What to produce. Below is the data. Give it again, complete and exact.

Material to process.
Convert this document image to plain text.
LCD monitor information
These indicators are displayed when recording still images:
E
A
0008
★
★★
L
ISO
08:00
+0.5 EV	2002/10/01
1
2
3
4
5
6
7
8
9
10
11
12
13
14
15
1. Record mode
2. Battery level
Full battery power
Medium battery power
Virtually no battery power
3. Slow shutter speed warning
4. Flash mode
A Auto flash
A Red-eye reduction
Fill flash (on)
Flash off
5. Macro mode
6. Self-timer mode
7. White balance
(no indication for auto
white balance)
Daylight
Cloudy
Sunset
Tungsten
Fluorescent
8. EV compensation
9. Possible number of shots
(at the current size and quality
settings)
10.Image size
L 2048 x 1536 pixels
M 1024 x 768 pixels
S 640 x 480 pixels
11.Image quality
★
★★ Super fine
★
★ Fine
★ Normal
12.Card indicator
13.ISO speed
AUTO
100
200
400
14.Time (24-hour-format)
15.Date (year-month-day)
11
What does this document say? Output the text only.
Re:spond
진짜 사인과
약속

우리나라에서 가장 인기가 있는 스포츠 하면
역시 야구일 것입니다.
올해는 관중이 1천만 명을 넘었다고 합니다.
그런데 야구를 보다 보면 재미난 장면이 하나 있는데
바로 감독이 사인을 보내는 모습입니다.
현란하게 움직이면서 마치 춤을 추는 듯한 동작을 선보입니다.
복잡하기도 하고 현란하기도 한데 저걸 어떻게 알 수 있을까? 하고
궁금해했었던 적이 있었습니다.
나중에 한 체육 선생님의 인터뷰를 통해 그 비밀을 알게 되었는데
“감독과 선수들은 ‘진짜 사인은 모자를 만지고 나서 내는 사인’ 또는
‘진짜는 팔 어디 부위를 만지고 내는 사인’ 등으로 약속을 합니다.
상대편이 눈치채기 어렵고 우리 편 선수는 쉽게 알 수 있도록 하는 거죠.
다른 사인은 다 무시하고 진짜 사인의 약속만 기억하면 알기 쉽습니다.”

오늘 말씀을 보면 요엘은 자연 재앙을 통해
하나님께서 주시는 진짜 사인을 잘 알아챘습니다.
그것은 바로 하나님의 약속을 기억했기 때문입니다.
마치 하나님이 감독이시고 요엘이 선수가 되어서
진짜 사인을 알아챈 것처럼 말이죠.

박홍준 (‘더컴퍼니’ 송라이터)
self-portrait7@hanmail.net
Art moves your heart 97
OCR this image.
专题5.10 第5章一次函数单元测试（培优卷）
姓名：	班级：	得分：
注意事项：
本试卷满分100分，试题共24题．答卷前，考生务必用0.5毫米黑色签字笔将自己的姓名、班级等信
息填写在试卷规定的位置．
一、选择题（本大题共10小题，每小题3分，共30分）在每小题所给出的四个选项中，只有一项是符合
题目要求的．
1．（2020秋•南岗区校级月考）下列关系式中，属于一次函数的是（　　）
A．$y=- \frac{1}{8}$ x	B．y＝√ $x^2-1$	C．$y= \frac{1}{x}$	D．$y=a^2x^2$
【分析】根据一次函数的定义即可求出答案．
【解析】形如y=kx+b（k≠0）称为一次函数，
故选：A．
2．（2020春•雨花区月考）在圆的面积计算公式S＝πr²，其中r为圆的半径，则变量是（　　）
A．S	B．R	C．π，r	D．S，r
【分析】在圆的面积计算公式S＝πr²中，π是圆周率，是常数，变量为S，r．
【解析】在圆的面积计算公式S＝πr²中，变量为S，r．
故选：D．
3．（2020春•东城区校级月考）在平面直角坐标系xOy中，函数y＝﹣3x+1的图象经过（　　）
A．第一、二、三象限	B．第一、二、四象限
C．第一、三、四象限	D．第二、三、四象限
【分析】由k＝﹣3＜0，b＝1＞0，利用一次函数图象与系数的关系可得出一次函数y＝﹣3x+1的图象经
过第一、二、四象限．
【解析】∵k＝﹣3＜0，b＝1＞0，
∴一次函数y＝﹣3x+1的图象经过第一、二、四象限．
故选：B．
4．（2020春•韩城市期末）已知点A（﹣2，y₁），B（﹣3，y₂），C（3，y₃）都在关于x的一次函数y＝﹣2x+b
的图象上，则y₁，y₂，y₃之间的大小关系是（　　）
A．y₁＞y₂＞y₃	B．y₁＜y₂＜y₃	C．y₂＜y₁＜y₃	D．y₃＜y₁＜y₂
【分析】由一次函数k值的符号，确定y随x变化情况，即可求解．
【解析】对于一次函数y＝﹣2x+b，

Written reply.
Convert this document image to plain text.
LCD monitor information
These indicators are displayed when recording still images:
E
A
0008
★
★★
L
ISO
08:00
+0.5 EV	2002/10/01
1
2
3
4
5
6
7
8
9
10
11
12
13
14
15
1. Record mode
2. Battery level
Full battery power
Medium battery power
Virtually no battery power
3. Slow shutter speed warning
4. Flash mode
A Auto flash
A Red-eye reduction
Fill flash (on)
Flash off
5. Macro mode
6. Self-timer mode
7. White balance
(no indication for auto
white balance)
Daylight
Cloudy
Sunset
Tungsten
Fluorescent
8. EV compensation
9. Possible number of shots
(at the current size and quality
settings)
10.Image size
L 2048 x 1536 pixels
M 1024 x 768 pixels
S 640 x 480 pixels
11.Image quality
★
★★ Super fine
★
★ Fine
★ Normal
12.Card indicator
13.ISO speed
AUTO
100
200
400
14.Time (24-hour-format)
15.Date (year-month-day)
11
What does this document say? Output the text only.
Re:spond
진짜 사인과
약속

우리나라에서 가장 인기가 있는 스포츠 하면
역시 야구일 것입니다.
올해는 관중이 1천만 명을 넘었다고 합니다.
그런데 야구를 보다 보면 재미난 장면이 하나 있는데
바로 감독이 사인을 보내는 모습입니다.
현란하게 움직이면서 마치 춤을 추는 듯한 동작을 선보입니다.
복잡하기도 하고 현란하기도 한데 저걸 어떻게 알 수 있을까? 하고
궁금해했었던 적이 있었습니다.
나중에 한 체육 선생님의 인터뷰를 통해 그 비밀을 알게 되었는데
“감독과 선수들은 ‘진짜 사인은 모자를 만지고 나서 내는 사인’ 또는
‘진짜는 팔 어디 부위를 만지고 내는 사인’ 등으로 약속을 합니다.
상대편이 눈치채기 어렵고 우리 편 선수는 쉽게 알 수 있도록 하는 거죠.
다른 사인은 다 무시하고 진짜 사인의 약속만 기억하면 알기 쉽습니다.”

오늘 말씀을 보면 요엘은 자연 재앙을 통해
하나님께서 주시는 진짜 사인을 잘 알아챘습니다.
그것은 바로 하나님의 약속을 기억했기 때문입니다.
마치 하나님이 감독이시고 요엘이 선수가 되어서
진짜 사인을 알아챈 것처럼 말이죠.

박홍준 (‘더컴퍼니’ 송라이터)
self-portrait7@hanmail.net
Art moves your heart 97
OCR this image.
专题5.10 第5章一次函数单元测试（培优卷）
姓名：	班级：	得分：
注意事项：
本试卷满分100分，试题共24题．答卷前，考生务必用0.5毫米黑色签字笔将自己的姓名、班级等信
息填写在试卷规定的位置．
一、选择题（本大题共10小题，每小题3分，共30分）在每小题所给出的四个选项中，只有一项是符合
题目要求的．
1．（2020秋•南岗区校级月考）下列关系式中，属于一次函数的是（　　）
A．$y=- \frac{1}{8}$ x	B．y＝√ $x^2-1$	C．$y= \frac{1}{x}$	D．$y=a^2x^2$
【分析】根据一次函数的定义即可求出答案．
【解析】形如y=kx+b（k≠0）称为一次函数，
故选：A．
2．（2020春•雨花区月考）在圆的面积计算公式S＝πr²，其中r为圆的半径，则变量是（　　）
A．S	B．R	C．π，r	D．S，r
【分析】在圆的面积计算公式S＝πr²中，π是圆周率，是常数，变量为S，r．
【解析】在圆的面积计算公式S＝πr²中，变量为S，r．
故选：D．
3．（2020春•东城区校级月考）在平面直角坐标系xOy中，函数y＝﹣3x+1的图象经过（　　）
A．第一、二、三象限	B．第一、二、四象限
C．第一、三、四象限	D．第二、三、四象限
【分析】由k＝﹣3＜0，b＝1＞0，利用一次函数图象与系数的关系可得出一次函数y＝﹣3x+1的图象经
过第一、二、四象限．
【解析】∵k＝﹣3＜0，b＝1＞0，
∴一次函数y＝﹣3x+1的图象经过第一、二、四象限．
故选：B．
4．（2020春•韩城市期末）已知点A（﹣2，y₁），B（﹣3，y₂），C（3，y₃）都在关于x的一次函数y＝﹣2x+b
的图象上，则y₁，y₂，y₃之间的大小关系是（　　）
A．y₁＞y₂＞y₃	B．y₁＜y₂＜y₃	C．y₂＜y₁＜y₃	D．y₃＜y₁＜y₂
【分析】由一次函数k值的符号，确定y随x变化情况，即可求解．
【解析】对于一次函数y＝﹣2x+b，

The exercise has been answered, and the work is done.